_WHAT IS NEEDED_
Omit every picture and write out the rest of the records exactly.

* Begin *

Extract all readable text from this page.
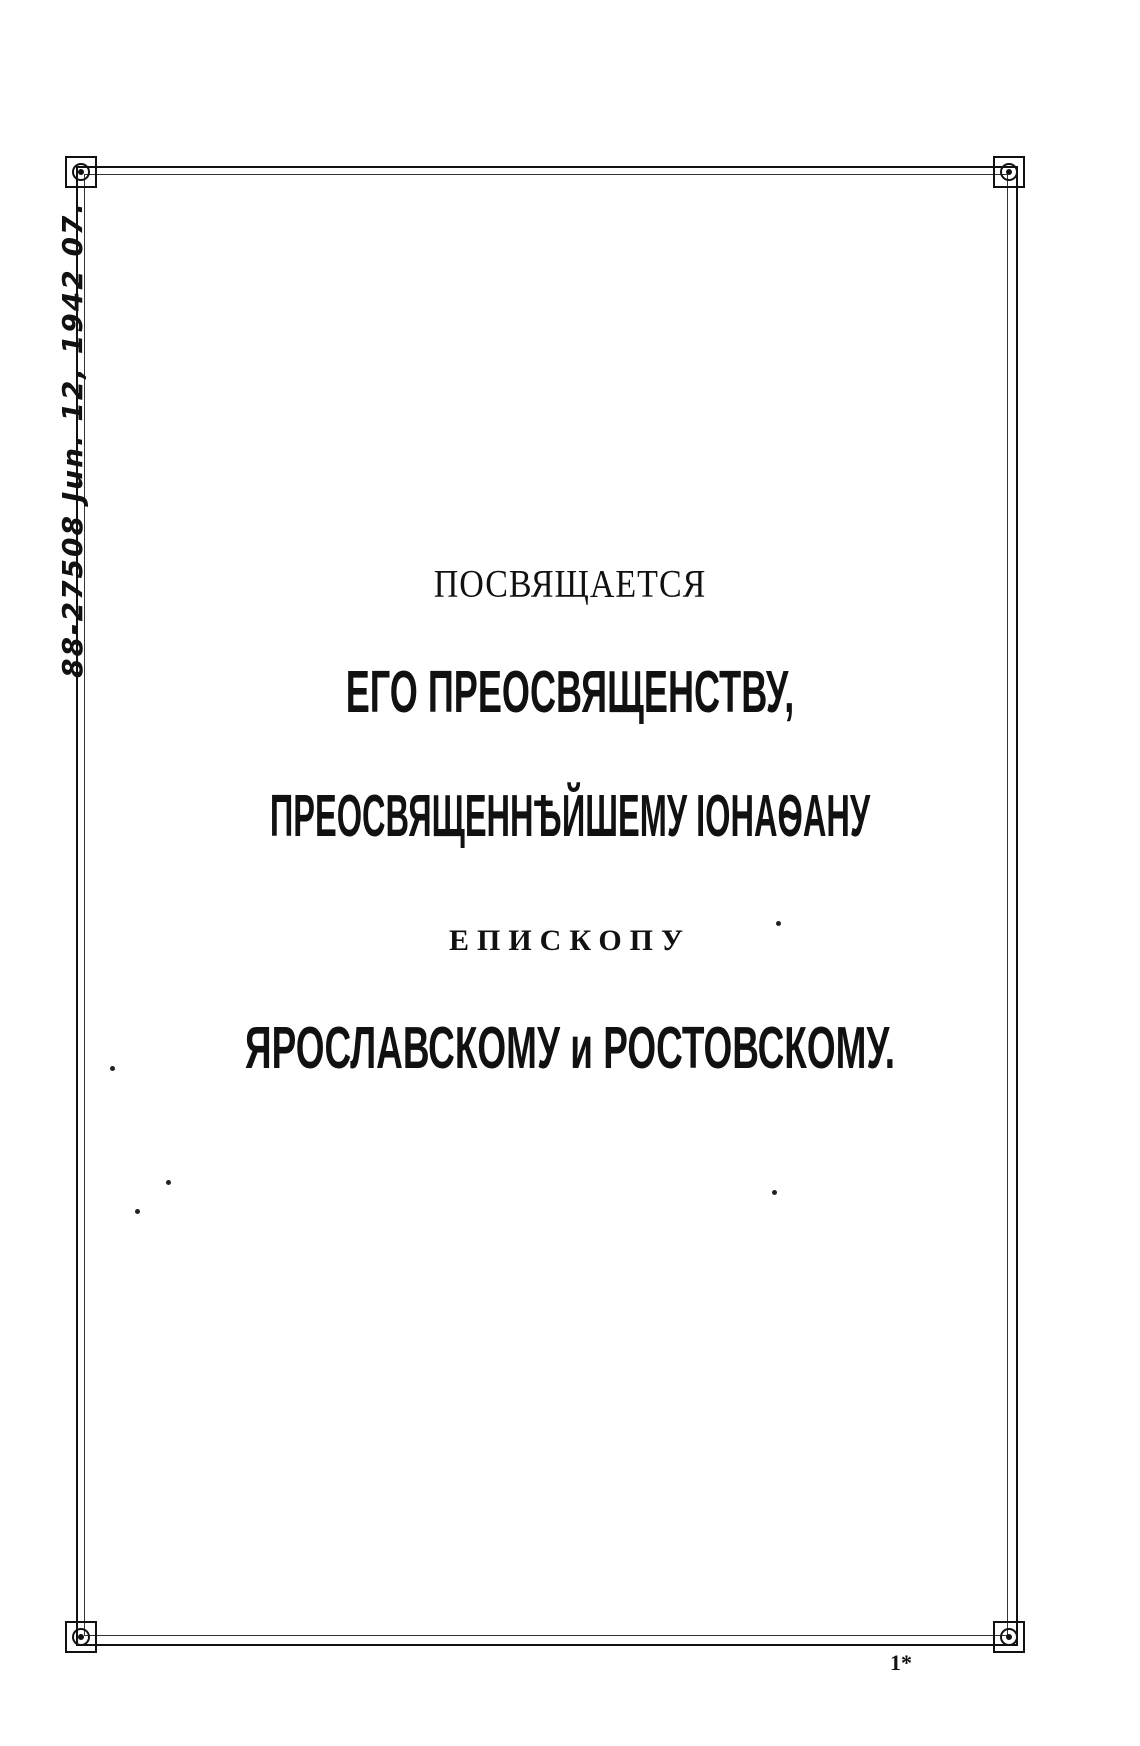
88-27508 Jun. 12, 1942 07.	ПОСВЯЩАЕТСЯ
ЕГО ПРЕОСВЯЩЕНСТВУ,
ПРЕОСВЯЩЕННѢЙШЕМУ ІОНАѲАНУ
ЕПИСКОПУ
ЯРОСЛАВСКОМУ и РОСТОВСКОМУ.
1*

* End *

_FULL ANSWER_
Extract all readable text from this page.
88-27508 Jun. 12, 1942 07.	ПОСВЯЩАЕТСЯ
ЕГО ПРЕОСВЯЩЕНСТВУ,
ПРЕОСВЯЩЕННѢЙШЕМУ ІОНАѲАНУ
ЕПИСКОПУ
ЯРОСЛАВСКОМУ и РОСТОВСКОМУ.
1*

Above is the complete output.